___ MATERIAL PROVIDED

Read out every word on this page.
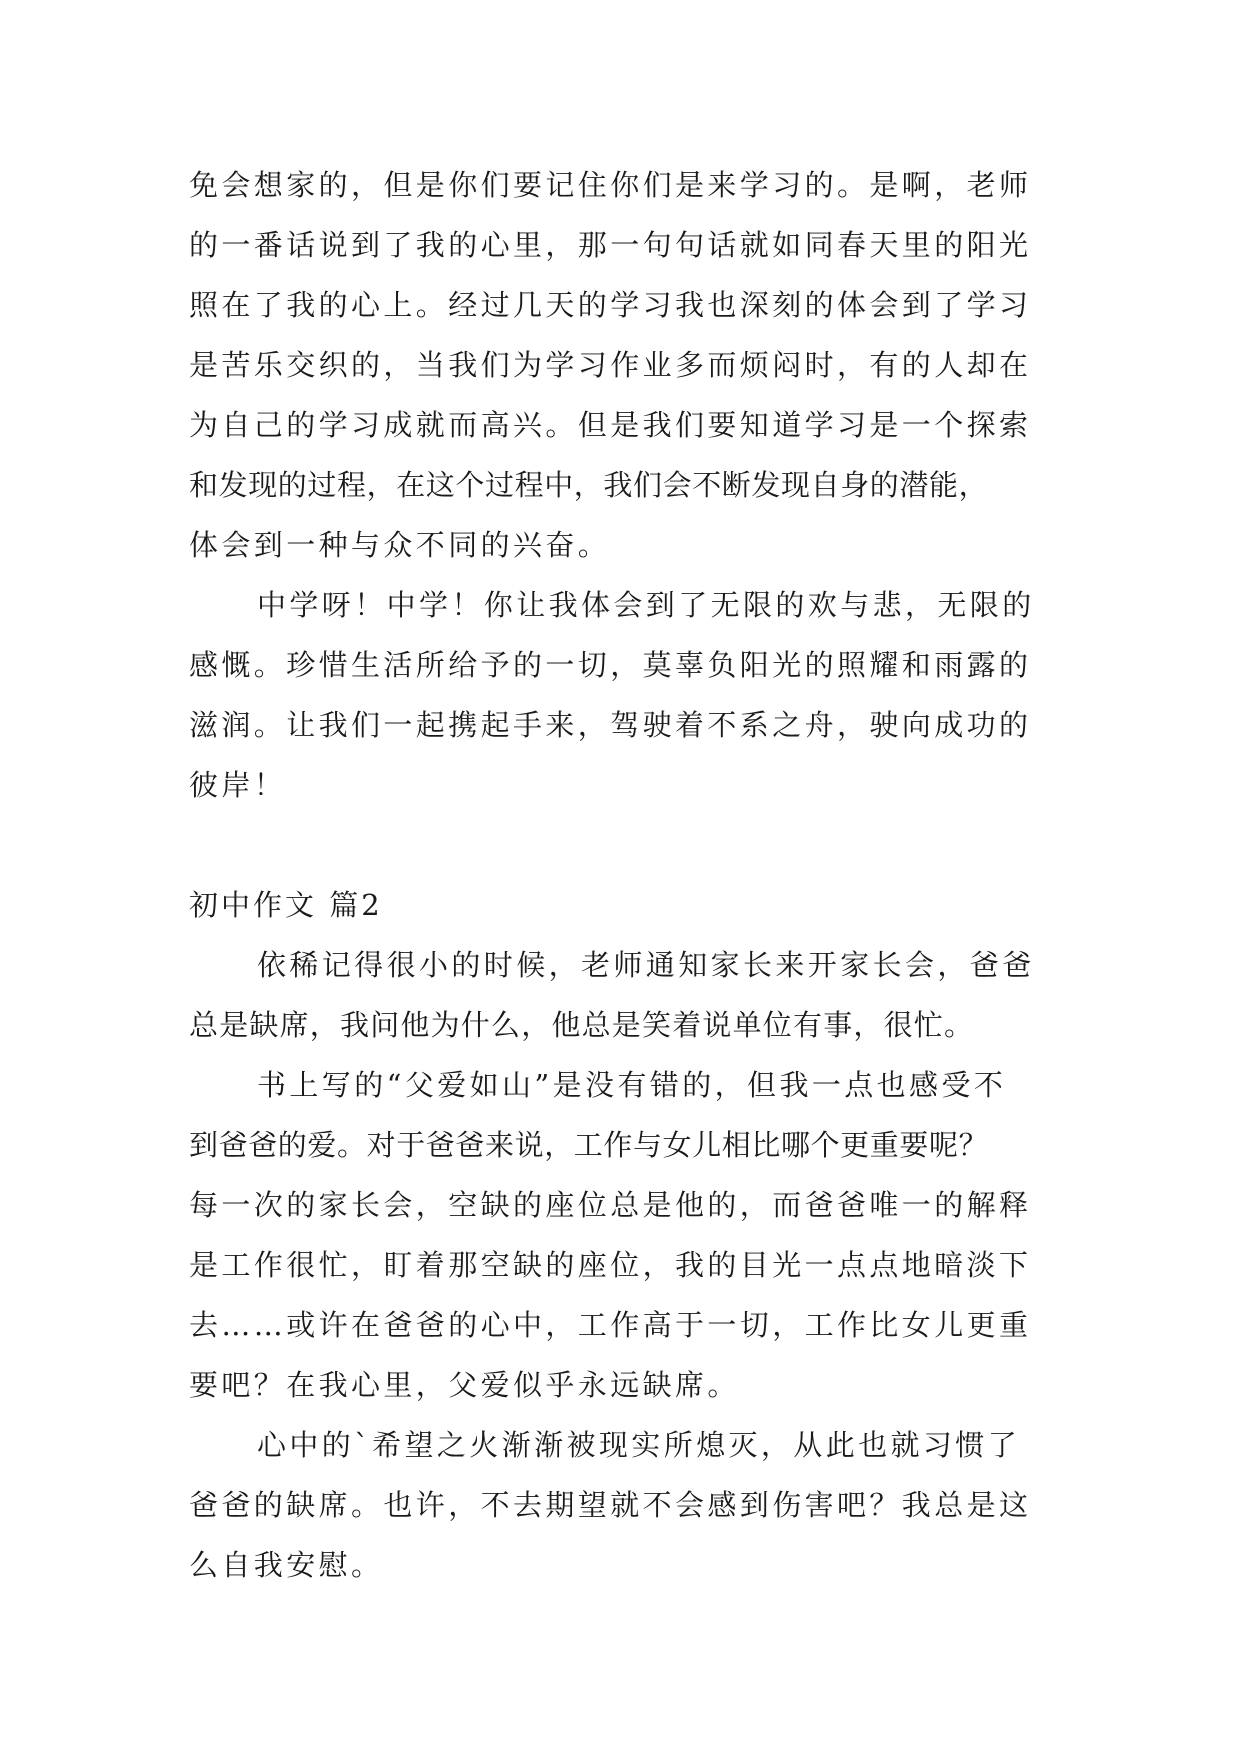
免会想家的，但是你们要记住你们是来学习的。是啊，老师
的一番话说到了我的心里，那一句句话就如同春天里的阳光
照在了我的心上。经过几天的学习我也深刻的体会到了学习
是苦乐交织的，当我们为学习作业多而烦闷时，有的人却在
为自己的学习成就而高兴。但是我们要知道学习是一个探索
和发现的过程，在这个过程中，我们会不断发现自身的潜能，
体会到一种与众不同的兴奋。
中学呀！中学！你让我体会到了无限的欢与悲，无限的
感慨。珍惜生活所给予的一切，莫辜负阳光的照耀和雨露的
滋润。让我们一起携起手来，驾驶着不系之舟，驶向成功的
彼岸！
初中作文 篇2
依稀记得很小的时候，老师通知家长来开家长会，爸爸
总是缺席，我问他为什么，他总是笑着说单位有事，很忙。
书上写的“父爱如山”是没有错的，但我一点也感受不
到爸爸的爱。对于爸爸来说，工作与女儿相比哪个更重要呢？
每一次的家长会，空缺的座位总是他的，而爸爸唯一的解释
是工作很忙，盯着那空缺的座位，我的目光一点点地暗淡下
去……或许在爸爸的心中，工作高于一切，工作比女儿更重
要吧？在我心里，父爱似乎永远缺席。
心中的`希望之火渐渐被现实所熄灭，从此也就习惯了
爸爸的缺席。也许，不去期望就不会感到伤害吧？我总是这
么自我安慰。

______

Repeat everything in the records precisely. Images are excluded from the copy.

RESPONSE TO THIS EXERCISE:
Read out every word on this page.
免会想家的，但是你们要记住你们是来学习的。是啊，老师
的一番话说到了我的心里，那一句句话就如同春天里的阳光
照在了我的心上。经过几天的学习我也深刻的体会到了学习
是苦乐交织的，当我们为学习作业多而烦闷时，有的人却在
为自己的学习成就而高兴。但是我们要知道学习是一个探索
和发现的过程，在这个过程中，我们会不断发现自身的潜能，
体会到一种与众不同的兴奋。
中学呀！中学！你让我体会到了无限的欢与悲，无限的
感慨。珍惜生活所给予的一切，莫辜负阳光的照耀和雨露的
滋润。让我们一起携起手来，驾驶着不系之舟，驶向成功的
彼岸！
初中作文 篇2
依稀记得很小的时候，老师通知家长来开家长会，爸爸
总是缺席，我问他为什么，他总是笑着说单位有事，很忙。
书上写的“父爱如山”是没有错的，但我一点也感受不
到爸爸的爱。对于爸爸来说，工作与女儿相比哪个更重要呢？
每一次的家长会，空缺的座位总是他的，而爸爸唯一的解释
是工作很忙，盯着那空缺的座位，我的目光一点点地暗淡下
去……或许在爸爸的心中，工作高于一切，工作比女儿更重
要吧？在我心里，父爱似乎永远缺席。
心中的`希望之火渐渐被现实所熄灭，从此也就习惯了
爸爸的缺席。也许，不去期望就不会感到伤害吧？我总是这
么自我安慰。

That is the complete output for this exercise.